** BEGIN ROWS **

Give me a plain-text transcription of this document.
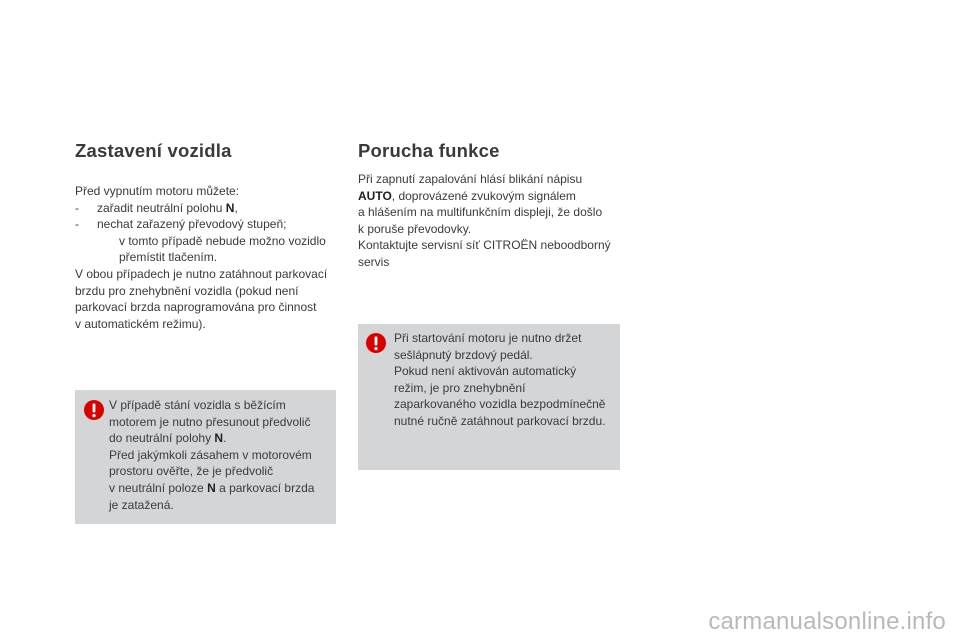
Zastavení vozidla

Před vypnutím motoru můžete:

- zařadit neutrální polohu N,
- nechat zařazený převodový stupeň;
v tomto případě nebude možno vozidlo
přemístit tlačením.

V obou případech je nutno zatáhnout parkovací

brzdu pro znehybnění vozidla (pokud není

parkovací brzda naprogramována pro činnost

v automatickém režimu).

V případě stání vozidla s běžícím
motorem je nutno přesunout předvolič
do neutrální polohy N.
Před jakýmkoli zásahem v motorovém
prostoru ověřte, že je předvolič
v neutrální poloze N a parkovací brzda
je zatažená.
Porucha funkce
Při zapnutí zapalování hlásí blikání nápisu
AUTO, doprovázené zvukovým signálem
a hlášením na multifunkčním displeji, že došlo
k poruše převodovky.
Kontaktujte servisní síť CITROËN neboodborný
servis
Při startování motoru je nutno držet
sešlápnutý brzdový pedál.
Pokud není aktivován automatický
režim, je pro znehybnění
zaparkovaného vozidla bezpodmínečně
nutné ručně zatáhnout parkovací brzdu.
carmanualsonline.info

** END ROWS **

> _TASK TO COMPLETE_
State the count of lines with the word "zatáhnout" in them, and write nothing else.

> _CORRECT RESPONSE_
2